» **Set task**
Return the lines below that carry the word "Update".
## begin Input
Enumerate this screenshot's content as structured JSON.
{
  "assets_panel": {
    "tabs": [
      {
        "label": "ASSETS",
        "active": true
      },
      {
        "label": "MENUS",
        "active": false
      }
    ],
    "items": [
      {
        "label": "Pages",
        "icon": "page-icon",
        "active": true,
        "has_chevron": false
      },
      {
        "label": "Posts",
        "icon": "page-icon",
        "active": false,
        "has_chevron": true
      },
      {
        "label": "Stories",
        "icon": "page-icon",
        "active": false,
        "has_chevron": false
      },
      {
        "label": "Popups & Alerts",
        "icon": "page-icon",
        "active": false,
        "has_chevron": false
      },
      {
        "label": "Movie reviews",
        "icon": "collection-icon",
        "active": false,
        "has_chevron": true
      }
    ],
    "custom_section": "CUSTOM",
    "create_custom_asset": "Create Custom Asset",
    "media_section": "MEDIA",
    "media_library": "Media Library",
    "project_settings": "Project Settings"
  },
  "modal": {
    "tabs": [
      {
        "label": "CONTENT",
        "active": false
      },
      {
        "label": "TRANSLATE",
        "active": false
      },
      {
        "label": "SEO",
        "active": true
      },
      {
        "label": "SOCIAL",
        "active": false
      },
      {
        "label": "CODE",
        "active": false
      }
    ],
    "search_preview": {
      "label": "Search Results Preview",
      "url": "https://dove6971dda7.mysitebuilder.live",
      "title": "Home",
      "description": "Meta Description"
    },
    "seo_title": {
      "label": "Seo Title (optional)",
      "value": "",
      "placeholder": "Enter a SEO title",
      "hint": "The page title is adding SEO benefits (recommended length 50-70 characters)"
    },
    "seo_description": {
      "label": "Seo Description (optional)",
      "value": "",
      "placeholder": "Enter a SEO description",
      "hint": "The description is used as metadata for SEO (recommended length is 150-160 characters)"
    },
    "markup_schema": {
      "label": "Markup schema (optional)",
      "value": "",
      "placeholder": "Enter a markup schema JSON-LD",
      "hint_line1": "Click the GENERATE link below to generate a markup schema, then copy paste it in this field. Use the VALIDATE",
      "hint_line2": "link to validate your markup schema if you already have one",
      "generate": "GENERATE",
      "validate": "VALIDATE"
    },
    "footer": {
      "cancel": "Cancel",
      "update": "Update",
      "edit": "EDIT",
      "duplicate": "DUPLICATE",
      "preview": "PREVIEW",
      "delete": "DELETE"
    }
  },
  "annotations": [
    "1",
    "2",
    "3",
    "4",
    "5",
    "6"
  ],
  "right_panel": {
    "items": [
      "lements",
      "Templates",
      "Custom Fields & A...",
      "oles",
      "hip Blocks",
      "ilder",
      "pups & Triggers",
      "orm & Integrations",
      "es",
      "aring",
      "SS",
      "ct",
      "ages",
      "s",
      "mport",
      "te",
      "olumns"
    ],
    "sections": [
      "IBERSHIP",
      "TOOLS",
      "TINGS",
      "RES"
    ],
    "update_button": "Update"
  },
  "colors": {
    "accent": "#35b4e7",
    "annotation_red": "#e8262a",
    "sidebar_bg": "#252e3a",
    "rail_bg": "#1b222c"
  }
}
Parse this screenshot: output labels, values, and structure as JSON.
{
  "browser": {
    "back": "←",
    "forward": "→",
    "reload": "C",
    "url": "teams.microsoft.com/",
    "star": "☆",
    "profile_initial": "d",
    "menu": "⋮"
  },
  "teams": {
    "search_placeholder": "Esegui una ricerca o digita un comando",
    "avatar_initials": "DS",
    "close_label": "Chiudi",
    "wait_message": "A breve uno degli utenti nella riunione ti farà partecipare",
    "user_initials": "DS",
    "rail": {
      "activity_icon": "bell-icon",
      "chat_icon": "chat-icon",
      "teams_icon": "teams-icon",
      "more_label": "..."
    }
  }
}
## end Input
» **Task solution**
      "update": "Update",
    "update_button": "Update"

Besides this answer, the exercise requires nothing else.